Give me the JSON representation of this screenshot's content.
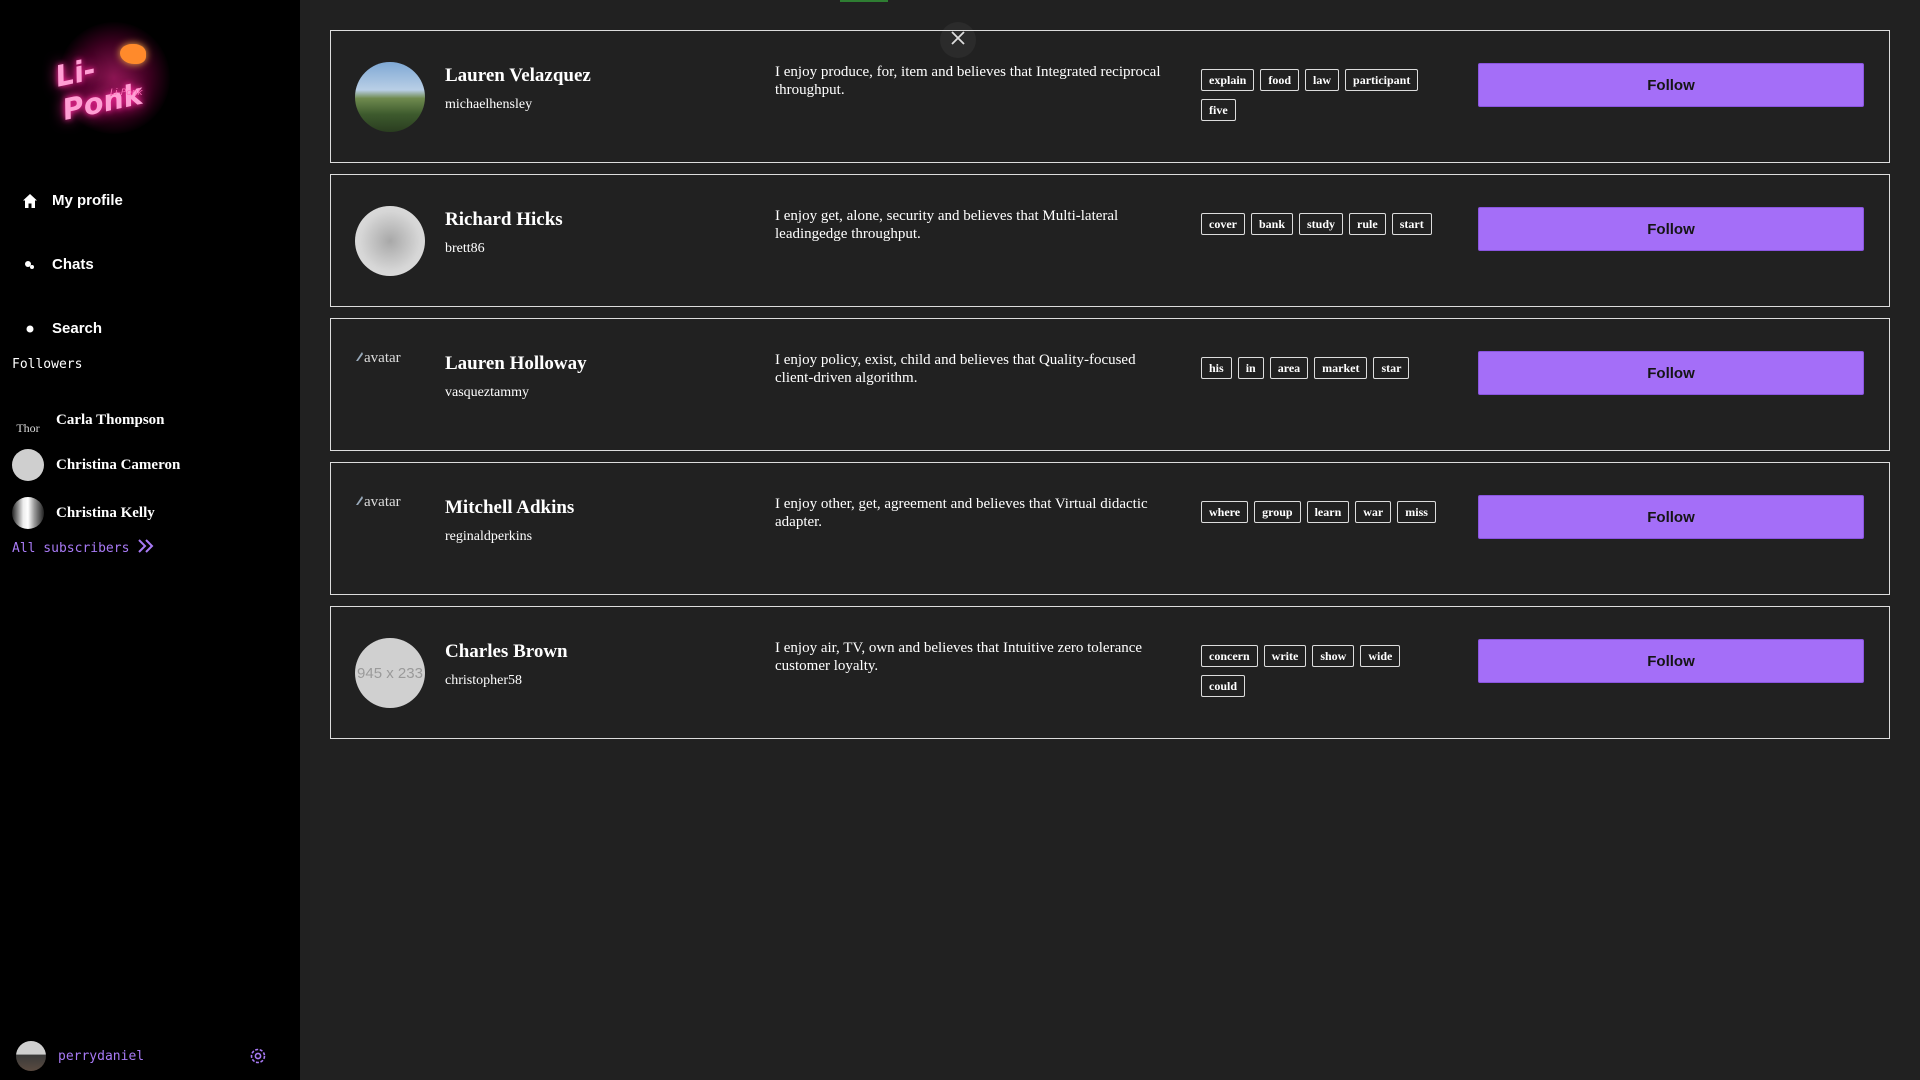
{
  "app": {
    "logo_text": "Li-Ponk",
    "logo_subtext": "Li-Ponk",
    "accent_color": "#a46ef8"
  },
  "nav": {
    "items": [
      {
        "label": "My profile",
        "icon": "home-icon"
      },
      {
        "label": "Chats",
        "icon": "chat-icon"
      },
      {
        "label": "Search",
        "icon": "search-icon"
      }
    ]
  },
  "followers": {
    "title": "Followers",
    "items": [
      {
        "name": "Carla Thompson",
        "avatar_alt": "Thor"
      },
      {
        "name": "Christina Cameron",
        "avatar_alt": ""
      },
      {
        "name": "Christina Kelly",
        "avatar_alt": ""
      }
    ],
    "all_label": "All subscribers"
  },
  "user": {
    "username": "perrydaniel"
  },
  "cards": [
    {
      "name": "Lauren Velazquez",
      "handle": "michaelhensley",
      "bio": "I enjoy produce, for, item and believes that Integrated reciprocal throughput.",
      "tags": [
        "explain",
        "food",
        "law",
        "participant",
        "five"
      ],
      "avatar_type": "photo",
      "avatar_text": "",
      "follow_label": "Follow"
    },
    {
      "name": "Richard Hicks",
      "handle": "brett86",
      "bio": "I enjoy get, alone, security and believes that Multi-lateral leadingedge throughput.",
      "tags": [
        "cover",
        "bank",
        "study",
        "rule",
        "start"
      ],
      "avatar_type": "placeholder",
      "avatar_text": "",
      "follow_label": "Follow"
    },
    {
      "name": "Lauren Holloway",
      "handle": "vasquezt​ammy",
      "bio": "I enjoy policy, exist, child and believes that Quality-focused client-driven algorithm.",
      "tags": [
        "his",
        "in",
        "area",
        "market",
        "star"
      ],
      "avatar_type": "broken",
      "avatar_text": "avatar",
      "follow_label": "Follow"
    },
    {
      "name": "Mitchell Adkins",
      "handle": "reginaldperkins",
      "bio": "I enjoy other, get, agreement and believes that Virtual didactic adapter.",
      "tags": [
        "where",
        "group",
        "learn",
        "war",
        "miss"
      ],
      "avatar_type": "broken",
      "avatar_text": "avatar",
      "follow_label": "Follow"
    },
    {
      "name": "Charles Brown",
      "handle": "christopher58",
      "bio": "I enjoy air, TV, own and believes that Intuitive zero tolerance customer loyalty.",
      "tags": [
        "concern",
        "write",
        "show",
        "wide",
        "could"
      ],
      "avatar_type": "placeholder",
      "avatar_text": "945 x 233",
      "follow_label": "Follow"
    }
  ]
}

^^^^^^^^

Copy every line from the entries that contains the word "believes".

      "bio": "I enjoy produce, for, item and believes that Integrated reciprocal throughput.",
      "bio": "I enjoy get, alone, security and believes that Multi-lateral leadingedge throughput.",
      "bio": "I enjoy policy, exist, child and believes that Quality-focused client-driven algorithm.",
      "bio": "I enjoy other, get, agreement and believes that Virtual didactic adapter.",
      "bio": "I enjoy air, TV, own and believes that Intuitive zero tolerance customer loyalty.",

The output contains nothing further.